いまだ“会食ゼロ”だという
永田町を覆う分厚いガラスの天井を破った高市早苗首相(64才)だが、船出直後から難しいかじ取りを迫られている。気づけばいつ崩れるかわからない崖の上で、ギリギリの闘いを強いられていた。【前後編の前編】
日本初の女性首相が誕生してから1か月あまり。新政権発足から100日間を指す“ハネムーン期間”を楽しむ余裕もなく、高市首相は崖っぷちに立たされている。高市氏の台湾有事に関する国会答弁に端を発した日中関係の冷え込みは、さまざまな分野で大きな影響を及ぼしている。
「浜崎あゆみさん(47才)をはじめ、中国で予定されていた日本人アーティストの公演が当局の指導で軒並み中止に追いやられました。輸出規制や日本への旅行キャンセルも相次ぎ、経済への影響も懸念されます」(全国紙記者)
悪化する日中関係によって起きる国内外の混乱は、いまだ沈静に至っていない。こうした苦境に本人は忸怩たる思いでいるという。
「スパッと物申すのが高市さんの持ち味ですが、発した一言が外交問題にまで発展した事態に、首相という立場の重みと難しさを再認識しているはずです。ここから挽回への思いは強いでしょう」(永田町関係者)
思わぬ逆風にさらされているが、12月1日に今年の新語・流行語大賞に選ばれた「働いて働いて働いて働いて働いてまいります」の名言通りのハードワークぶりを見せている。
「首相就任後、国会答弁に備え午前3時に議員宿舎を出て首相公邸入りして話題になりましたが、いまも睡眠時間は毎日2〜3時間。一度執務室にこもるとペンを走らせる音だけが響き、閣僚からの電話にも出ないほどの根の詰めようで、周囲からは心配の声が上がっています」(前出・永田町関係者)

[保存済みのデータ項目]
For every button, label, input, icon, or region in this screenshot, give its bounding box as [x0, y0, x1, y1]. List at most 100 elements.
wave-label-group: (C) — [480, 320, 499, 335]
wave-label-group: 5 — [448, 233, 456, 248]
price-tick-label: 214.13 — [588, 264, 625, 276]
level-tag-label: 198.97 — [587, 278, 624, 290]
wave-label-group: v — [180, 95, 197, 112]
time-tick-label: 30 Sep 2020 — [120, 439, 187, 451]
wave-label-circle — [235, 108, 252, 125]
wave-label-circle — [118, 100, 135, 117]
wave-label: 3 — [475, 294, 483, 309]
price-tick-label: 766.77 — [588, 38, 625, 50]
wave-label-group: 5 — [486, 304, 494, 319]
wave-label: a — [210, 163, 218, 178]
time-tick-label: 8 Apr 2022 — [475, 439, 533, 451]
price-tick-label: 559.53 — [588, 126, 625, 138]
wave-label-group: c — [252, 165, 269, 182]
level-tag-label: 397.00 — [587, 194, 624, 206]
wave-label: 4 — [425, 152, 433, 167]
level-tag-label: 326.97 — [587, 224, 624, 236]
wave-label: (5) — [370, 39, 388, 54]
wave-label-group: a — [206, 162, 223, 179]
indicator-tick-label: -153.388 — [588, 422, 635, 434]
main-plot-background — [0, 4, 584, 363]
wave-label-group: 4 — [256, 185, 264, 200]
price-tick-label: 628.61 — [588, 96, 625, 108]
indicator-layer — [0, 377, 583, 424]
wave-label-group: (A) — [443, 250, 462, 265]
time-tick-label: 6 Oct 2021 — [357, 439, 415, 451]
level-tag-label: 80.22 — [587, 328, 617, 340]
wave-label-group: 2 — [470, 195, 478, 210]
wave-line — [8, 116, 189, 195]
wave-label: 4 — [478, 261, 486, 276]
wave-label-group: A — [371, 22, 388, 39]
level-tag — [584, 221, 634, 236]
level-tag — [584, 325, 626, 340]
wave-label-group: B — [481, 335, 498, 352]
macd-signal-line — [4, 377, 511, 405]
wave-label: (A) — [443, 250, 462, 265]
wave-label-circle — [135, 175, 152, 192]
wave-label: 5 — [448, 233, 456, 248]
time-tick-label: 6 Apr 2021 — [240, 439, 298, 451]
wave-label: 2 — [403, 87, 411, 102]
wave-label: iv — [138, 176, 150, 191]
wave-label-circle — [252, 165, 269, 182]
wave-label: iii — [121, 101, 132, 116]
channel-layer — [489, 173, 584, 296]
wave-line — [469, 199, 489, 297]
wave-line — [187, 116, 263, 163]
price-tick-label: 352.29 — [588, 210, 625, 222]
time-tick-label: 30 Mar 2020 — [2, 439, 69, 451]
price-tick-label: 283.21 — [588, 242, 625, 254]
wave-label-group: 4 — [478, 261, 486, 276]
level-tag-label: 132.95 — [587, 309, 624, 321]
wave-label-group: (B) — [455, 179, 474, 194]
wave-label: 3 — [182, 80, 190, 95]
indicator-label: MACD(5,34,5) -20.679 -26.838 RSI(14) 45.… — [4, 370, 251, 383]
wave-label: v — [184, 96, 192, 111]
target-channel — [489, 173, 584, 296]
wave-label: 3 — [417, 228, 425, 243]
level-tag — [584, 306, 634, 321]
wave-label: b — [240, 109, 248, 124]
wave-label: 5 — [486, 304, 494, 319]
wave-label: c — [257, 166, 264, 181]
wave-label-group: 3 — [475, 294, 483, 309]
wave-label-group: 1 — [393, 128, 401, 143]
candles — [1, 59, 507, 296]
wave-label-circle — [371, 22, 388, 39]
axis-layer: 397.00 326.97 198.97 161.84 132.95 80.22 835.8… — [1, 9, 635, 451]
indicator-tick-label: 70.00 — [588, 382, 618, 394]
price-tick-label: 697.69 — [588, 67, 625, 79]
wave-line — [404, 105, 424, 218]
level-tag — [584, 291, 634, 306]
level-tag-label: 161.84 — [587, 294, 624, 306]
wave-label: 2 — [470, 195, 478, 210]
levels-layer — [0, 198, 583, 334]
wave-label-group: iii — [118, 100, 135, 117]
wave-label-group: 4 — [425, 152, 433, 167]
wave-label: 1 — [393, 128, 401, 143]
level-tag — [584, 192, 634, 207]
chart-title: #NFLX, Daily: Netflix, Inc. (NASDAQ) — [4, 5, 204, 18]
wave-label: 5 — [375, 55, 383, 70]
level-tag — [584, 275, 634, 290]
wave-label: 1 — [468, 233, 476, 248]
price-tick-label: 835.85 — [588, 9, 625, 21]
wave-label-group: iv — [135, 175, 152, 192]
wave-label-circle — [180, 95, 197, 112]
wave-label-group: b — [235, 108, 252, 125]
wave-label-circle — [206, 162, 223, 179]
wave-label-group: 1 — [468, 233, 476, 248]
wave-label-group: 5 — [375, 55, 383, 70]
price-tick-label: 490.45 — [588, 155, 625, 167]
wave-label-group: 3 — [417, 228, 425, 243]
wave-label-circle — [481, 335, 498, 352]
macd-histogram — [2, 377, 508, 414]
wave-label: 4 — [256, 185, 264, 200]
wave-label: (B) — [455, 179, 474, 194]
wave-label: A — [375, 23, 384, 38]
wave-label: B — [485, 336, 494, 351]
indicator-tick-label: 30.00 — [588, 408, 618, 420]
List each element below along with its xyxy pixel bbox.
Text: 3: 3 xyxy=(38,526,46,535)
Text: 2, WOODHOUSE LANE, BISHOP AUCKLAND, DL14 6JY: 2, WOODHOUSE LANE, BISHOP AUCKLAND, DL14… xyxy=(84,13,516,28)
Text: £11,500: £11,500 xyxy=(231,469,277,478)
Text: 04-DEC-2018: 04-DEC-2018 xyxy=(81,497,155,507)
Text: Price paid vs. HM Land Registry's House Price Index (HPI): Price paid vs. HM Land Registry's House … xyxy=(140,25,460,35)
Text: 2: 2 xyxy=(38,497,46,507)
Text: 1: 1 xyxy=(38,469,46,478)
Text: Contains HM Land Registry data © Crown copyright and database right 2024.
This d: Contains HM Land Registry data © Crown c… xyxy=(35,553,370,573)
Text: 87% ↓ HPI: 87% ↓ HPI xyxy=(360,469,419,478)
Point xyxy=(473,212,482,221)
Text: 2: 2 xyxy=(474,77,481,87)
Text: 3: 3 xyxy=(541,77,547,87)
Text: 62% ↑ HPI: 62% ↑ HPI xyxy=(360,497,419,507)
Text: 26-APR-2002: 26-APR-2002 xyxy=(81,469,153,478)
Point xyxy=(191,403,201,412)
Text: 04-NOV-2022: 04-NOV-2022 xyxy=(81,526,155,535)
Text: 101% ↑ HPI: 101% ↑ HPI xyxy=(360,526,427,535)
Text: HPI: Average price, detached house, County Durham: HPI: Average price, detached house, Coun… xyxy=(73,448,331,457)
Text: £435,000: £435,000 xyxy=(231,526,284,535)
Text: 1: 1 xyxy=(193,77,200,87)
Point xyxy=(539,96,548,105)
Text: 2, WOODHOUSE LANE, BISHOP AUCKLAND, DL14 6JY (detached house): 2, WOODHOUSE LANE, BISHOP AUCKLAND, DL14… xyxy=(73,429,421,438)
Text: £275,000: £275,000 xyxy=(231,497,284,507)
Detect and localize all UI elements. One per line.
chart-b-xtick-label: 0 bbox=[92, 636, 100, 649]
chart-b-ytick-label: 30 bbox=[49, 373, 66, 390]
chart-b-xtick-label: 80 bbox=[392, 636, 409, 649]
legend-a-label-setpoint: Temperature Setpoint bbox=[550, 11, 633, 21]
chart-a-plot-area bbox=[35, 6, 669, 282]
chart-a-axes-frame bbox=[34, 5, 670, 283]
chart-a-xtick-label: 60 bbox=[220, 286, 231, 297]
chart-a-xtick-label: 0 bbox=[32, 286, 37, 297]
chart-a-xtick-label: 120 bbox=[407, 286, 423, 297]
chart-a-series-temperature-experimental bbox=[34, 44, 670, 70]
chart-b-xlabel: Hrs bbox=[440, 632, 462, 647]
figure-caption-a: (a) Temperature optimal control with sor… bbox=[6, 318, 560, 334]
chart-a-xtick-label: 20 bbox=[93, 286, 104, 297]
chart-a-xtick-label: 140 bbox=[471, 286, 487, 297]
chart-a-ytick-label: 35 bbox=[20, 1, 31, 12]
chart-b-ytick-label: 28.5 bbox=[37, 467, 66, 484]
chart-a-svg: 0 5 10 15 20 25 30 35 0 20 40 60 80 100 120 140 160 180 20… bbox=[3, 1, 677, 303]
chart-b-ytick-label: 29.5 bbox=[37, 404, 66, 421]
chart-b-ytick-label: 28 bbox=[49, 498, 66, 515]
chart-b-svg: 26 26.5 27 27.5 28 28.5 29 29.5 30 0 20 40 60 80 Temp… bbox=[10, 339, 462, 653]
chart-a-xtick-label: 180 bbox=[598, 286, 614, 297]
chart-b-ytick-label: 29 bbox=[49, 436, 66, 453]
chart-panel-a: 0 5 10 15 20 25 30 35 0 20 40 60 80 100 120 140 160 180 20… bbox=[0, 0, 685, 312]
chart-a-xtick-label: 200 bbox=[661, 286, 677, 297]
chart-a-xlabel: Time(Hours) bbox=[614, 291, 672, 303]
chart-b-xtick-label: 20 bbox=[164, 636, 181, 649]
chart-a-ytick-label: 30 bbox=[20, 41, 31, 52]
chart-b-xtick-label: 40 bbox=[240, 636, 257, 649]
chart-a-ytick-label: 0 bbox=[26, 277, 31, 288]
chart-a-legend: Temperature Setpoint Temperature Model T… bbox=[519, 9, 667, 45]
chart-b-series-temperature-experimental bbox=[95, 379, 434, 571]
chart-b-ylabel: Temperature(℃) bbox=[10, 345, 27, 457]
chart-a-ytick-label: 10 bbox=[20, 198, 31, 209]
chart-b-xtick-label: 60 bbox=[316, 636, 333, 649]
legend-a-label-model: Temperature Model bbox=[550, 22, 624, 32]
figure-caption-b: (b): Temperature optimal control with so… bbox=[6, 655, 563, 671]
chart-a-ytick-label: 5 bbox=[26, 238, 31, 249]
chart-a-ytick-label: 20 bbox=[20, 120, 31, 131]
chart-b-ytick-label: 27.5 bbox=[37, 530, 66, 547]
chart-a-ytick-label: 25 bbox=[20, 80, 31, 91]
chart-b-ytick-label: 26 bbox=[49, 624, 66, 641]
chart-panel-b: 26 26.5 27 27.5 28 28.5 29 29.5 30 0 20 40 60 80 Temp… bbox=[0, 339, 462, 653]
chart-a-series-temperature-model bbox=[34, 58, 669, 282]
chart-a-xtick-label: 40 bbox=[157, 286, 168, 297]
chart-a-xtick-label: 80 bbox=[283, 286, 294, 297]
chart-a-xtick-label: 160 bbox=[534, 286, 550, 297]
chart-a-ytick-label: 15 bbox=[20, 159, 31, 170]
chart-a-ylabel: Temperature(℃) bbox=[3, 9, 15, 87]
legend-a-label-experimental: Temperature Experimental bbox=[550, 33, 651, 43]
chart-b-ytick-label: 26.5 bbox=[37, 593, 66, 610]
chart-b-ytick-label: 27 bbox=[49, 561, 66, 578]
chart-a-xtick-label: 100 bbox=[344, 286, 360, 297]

*課題*:
高市首相の近況を伝える記事の続きを、最後の文のあとから書いてください。 データはここでは使いません。

*模範解答*:
政治評論家の有馬晴海さんは高市氏の体調を気遣うひとりだ。
「高市さんは、気になることは全部自分で調べないと気がすまないタイプ。誰かに任せるということをせず、食事や睡眠の時間を削って猛勉強を続けています。最近、彼女に呼びかけ肩をポンと叩いたというぼくの知人は、『骨と皮というくらいかなりやせてしまっていた』と案じていました。倹約家な彼女はお古を着回すことも多いんですが、いまや昔の服を着るとブカブカ。“誰かに借りたの?”と驚くほどです」
かねて「飲み会より政策の勉強がしたい」と語ってきた高市氏。党内でのコミュニケーションの少なさがささやかれながらも「ガラスの天井」を打ち破って初の女性首相に上り詰めたが、その先には「ガラスの崖」が待っている。これは組織運営が危機的状況に陥ったとき、変化を促すためにあえて女性をリーダーに選ぶ現象を指す言葉だ。
「選ばれた女性が失敗すると“女だから”と叩かれる。崩れやすく転落の危険を抱えるもろさから『ガラスの崖』と呼ばれます。石破内閣の支持率が凋落して政権運営が行き詰まるなか、麻生太郎自民党副総裁(85才)ら党の重鎮の計らいで総裁に選ばれたのが高市さんです。しかし、火中の栗を拾う役目でもあり、いつガラスの崖が崩壊してもおかしくない状況で、なんとかもがこうと必死なんでしょう」(前出・永田町関係者)
政治ジャーナリストの安積明子さんも高市氏の基盤の弱さを案じる。
「高市さんは有権者の心をつかむのは上手ですが、それと党内で多数派を作ることは別問題。今回の日中騒動でも、本来なら中国に近い議員たちがすぐ政党外交を展開するはずなのに、対処は遅かった。そもそも総裁選では小泉進次郎さん(44才)に議員票で紙一重で勝ったにすぎず、党内での支持基盤は依然として不安定です」
身内からも着々と包囲網が敷かれるなか、本人は孤独な闘いを続けている。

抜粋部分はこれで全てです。